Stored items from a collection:
•••

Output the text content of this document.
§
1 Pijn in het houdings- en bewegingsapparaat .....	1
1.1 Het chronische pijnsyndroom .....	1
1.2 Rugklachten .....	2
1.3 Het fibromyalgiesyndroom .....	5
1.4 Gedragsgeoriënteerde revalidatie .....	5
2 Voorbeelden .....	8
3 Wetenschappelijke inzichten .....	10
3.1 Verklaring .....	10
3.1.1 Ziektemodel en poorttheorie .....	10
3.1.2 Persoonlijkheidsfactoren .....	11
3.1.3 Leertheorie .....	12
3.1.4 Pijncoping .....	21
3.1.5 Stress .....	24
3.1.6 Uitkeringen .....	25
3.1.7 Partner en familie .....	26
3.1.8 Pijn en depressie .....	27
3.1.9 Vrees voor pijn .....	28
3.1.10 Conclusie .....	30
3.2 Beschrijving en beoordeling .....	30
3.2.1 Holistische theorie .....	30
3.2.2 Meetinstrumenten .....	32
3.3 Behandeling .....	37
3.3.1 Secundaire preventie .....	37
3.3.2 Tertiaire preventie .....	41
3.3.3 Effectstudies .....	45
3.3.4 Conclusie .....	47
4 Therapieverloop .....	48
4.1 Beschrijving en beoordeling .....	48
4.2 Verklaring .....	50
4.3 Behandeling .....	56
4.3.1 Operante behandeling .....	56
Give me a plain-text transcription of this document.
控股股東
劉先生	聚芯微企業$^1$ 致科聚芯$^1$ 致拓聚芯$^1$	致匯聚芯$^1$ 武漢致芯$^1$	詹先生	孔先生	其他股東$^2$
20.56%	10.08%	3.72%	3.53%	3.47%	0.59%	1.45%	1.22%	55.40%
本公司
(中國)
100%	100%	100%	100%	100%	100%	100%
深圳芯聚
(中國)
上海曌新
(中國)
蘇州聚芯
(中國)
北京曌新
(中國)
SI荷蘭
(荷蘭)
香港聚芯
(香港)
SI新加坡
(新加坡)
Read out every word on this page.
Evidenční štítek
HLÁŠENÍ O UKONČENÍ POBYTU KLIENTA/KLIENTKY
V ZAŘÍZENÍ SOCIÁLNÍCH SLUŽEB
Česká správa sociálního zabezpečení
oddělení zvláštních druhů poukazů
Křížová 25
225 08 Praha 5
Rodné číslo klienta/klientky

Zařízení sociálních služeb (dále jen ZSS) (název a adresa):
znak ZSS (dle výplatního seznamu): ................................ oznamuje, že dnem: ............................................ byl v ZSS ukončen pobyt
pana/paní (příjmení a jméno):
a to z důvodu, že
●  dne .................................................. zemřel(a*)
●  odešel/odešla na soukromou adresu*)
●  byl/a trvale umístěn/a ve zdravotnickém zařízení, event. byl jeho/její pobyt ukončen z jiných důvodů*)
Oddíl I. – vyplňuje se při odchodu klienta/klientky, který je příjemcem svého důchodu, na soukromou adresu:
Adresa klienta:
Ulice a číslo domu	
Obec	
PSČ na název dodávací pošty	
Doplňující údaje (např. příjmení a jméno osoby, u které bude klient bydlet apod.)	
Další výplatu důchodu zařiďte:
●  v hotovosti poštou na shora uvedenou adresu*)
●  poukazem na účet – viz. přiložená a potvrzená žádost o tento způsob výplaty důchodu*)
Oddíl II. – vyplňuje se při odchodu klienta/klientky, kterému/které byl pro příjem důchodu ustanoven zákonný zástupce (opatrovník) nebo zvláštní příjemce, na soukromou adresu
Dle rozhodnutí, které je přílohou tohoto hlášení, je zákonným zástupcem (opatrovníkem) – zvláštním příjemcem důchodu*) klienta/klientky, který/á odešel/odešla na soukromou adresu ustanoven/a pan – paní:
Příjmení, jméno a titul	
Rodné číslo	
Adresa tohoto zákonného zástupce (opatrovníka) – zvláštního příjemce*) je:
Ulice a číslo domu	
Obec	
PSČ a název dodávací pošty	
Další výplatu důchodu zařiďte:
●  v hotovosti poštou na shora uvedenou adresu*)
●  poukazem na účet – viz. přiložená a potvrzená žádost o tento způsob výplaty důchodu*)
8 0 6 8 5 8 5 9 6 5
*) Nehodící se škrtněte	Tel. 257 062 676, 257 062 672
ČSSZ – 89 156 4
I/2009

•••

* [EXERCISE AIM] Send back all of the entries exactly, with nothing missing.

* [EXERCISE ANSWER]
Output the text content of this document.
§
1 Pijn in het houdings- en bewegingsapparaat .....	1
1.1 Het chronische pijnsyndroom .....	1
1.2 Rugklachten .....	2
1.3 Het fibromyalgiesyndroom .....	5
1.4 Gedragsgeoriënteerde revalidatie .....	5
2 Voorbeelden .....	8
3 Wetenschappelijke inzichten .....	10
3.1 Verklaring .....	10
3.1.1 Ziektemodel en poorttheorie .....	10
3.1.2 Persoonlijkheidsfactoren .....	11
3.1.3 Leertheorie .....	12
3.1.4 Pijncoping .....	21
3.1.5 Stress .....	24
3.1.6 Uitkeringen .....	25
3.1.7 Partner en familie .....	26
3.1.8 Pijn en depressie .....	27
3.1.9 Vrees voor pijn .....	28
3.1.10 Conclusie .....	30
3.2 Beschrijving en beoordeling .....	30
3.2.1 Holistische theorie .....	30
3.2.2 Meetinstrumenten .....	32
3.3 Behandeling .....	37
3.3.1 Secundaire preventie .....	37
3.3.2 Tertiaire preventie .....	41
3.3.3 Effectstudies .....	45
3.3.4 Conclusie .....	47
4 Therapieverloop .....	48
4.1 Beschrijving en beoordeling .....	48
4.2 Verklaring .....	50
4.3 Behandeling .....	56
4.3.1 Operante behandeling .....	56
Give me a plain-text transcription of this document.
控股股東
劉先生	聚芯微企業$^1$ 致科聚芯$^1$ 致拓聚芯$^1$	致匯聚芯$^1$ 武漢致芯$^1$	詹先生	孔先生	其他股東$^2$
20.56%	10.08%	3.72%	3.53%	3.47%	0.59%	1.45%	1.22%	55.40%
本公司
(中國)
100%	100%	100%	100%	100%	100%	100%
深圳芯聚
(中國)
上海曌新
(中國)
蘇州聚芯
(中國)
北京曌新
(中國)
SI荷蘭
(荷蘭)
香港聚芯
(香港)
SI新加坡
(新加坡)
Read out every word on this page.
Evidenční štítek
HLÁŠENÍ O UKONČENÍ POBYTU KLIENTA/KLIENTKY
V ZAŘÍZENÍ SOCIÁLNÍCH SLUŽEB
Česká správa sociálního zabezpečení
oddělení zvláštních druhů poukazů
Křížová 25
225 08 Praha 5
Rodné číslo klienta/klientky

Zařízení sociálních služeb (dále jen ZSS) (název a adresa):
znak ZSS (dle výplatního seznamu): ................................ oznamuje, že dnem: ............................................ byl v ZSS ukončen pobyt
pana/paní (příjmení a jméno):
a to z důvodu, že
●  dne .................................................. zemřel(a*)
●  odešel/odešla na soukromou adresu*)
●  byl/a trvale umístěn/a ve zdravotnickém zařízení, event. byl jeho/její pobyt ukončen z jiných důvodů*)
Oddíl I. – vyplňuje se při odchodu klienta/klientky, který je příjemcem svého důchodu, na soukromou adresu:
Adresa klienta:
Ulice a číslo domu	
Obec	
PSČ na název dodávací pošty	
Doplňující údaje (např. příjmení a jméno osoby, u které bude klient bydlet apod.)	
Další výplatu důchodu zařiďte:
●  v hotovosti poštou na shora uvedenou adresu*)
●  poukazem na účet – viz. přiložená a potvrzená žádost o tento způsob výplaty důchodu*)
Oddíl II. – vyplňuje se při odchodu klienta/klientky, kterému/které byl pro příjem důchodu ustanoven zákonný zástupce (opatrovník) nebo zvláštní příjemce, na soukromou adresu
Dle rozhodnutí, které je přílohou tohoto hlášení, je zákonným zástupcem (opatrovníkem) – zvláštním příjemcem důchodu*) klienta/klientky, který/á odešel/odešla na soukromou adresu ustanoven/a pan – paní:
Příjmení, jméno a titul	
Rodné číslo	
Adresa tohoto zákonného zástupce (opatrovníka) – zvláštního příjemce*) je:
Ulice a číslo domu	
Obec	
PSČ a název dodávací pošty	
Další výplatu důchodu zařiďte:
●  v hotovosti poštou na shora uvedenou adresu*)
●  poukazem na účet – viz. přiložená a potvrzená žádost o tento způsob výplaty důchodu*)
8 0 6 8 5 8 5 9 6 5
*) Nehodící se škrtněte	Tel. 257 062 676, 257 062 672
ČSSZ – 89 156 4
I/2009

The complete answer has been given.